**Extract:**

■ ■ ■

Aldactone: 50 mg, 100 mg [scored]

Generic: 25 mg, 50 mg, 100 mg

Brand Names: U.S.

  • Aldactone

Pharmacologic Category

  • Antihypertensive
  • Diuretic, Potassium-Sparing
  • Mineralocorticoid (Aldosterone) Receptor Antagonists

Pharmacology

Competes with aldosterone for receptor sites in the distal renal tubules, increasing sodium chloride and water excretion while conserving potassium and hydrogen ions; may block the effect of aldosterone on arteriolar smooth muscle as well

Metabolism

Hepatic to multiple metabolites, including active metabolites canrenone and 7-alpha-spirolactone

Excretion

Urine (primarily as metabolites) and bile (secondary)

Time to Peak

Serum: 2.6 to 4.3 hours (primarily as active metabolites)

Duration of Action

2 to 3 days

Half-Life Elimination

Spironolactone: ~1.4 hours; Canrenone: 16.5 hours (terminal); 7-alpha-spirolactone: 13.8 hours (terminal)

Protein Binding

>90%

Use: Labeled Indications

Edema: Management of edema and sodium retention associated with heart failure unresponsive to other therapies; cirrhosis of liver accompanied by edema and/or ascites; or nephrotic syndrome unresponsive to other therapies.

Hypertension: Management of hypertension unresponsive to other therapies.

Guideline recommendations: According to the Eighth Joint National Committee (JNC 8) guidelines, aldosterone antagonists are not recommended for the initial treatment of hypertension.

Hypokalemia: Treatment of hypokalemia unresponsive to other therapies; prophylaxis of hypokalemia in patients taking digitalis.

Primary hyperaldosteronism: Establishing the diagnosis of primary hyperaldosteronism by therapeutic trial; short-term preoperative treatment of primary hyperaldosteronism; long-term maintenance therapy for patients with discrete aldosterone-producing adrenal adenomas who are judged to be poor operative risks or who decline surgery; long-term maintenance therapy for bilateral micro- or macronodular adrenal hyperplasia (idiopathic hyperaldosteronism).

■ ■ ■

**Problems to work on:**
A. In the Aldactone entry above, what is the listed duration of action?
B. Write the next part of the Aldactone entry above, beginning right after its final sentence.

■ ■ ■

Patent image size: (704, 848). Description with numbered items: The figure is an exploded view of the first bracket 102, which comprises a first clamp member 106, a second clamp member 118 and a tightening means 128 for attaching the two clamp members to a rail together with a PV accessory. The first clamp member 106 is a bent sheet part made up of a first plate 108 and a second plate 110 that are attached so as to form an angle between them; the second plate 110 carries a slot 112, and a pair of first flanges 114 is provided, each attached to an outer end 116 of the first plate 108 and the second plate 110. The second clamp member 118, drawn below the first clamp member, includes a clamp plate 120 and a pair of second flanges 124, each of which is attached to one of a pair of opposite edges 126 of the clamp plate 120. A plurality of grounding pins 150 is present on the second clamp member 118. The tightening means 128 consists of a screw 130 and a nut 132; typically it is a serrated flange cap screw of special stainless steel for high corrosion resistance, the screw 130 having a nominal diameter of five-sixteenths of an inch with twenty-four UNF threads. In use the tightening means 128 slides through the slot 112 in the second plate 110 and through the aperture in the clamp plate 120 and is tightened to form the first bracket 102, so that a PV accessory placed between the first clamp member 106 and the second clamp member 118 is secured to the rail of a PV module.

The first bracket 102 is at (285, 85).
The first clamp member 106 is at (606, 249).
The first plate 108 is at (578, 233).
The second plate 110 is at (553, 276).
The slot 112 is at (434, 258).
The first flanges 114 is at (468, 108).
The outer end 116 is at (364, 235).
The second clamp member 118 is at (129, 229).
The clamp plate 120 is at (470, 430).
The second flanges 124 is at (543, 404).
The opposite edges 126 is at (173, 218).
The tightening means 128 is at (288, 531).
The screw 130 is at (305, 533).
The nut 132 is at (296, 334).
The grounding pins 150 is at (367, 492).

■ ■ ■

**Answer set:**
A. 2 to 3 days

B.
Heart failure, severe: To increase survival and to reduce hospitalization for severe heart failure (New York Heart Association class III to IV) when used in addition to standard therapy.

Guideline recommendations: The American College of Cardiology Foundation/American Heart Association (ACCF/AHA) 2013 heart failure guidelines recommend the use of aldosterone antagonists, along with other guideline-directed medical therapies, to reduce morbidity and mortality in patients with heart failure (New York Heart Association [NYHA] class III to IV) with left ventricular ejection fraction (LVEF) 35% or less.

Contraindications

Anuria; acute renal insufficiency; significant impairment of renal excretory function; hyperkalemia; Addison disease; concomitant use with eplerenone.

Canadian labeling: Additional contraindications (not in US labeling): Hypersensitivity to spironolactone or any component of the formulation; concomitant use with heparin or low molecular weight heparin.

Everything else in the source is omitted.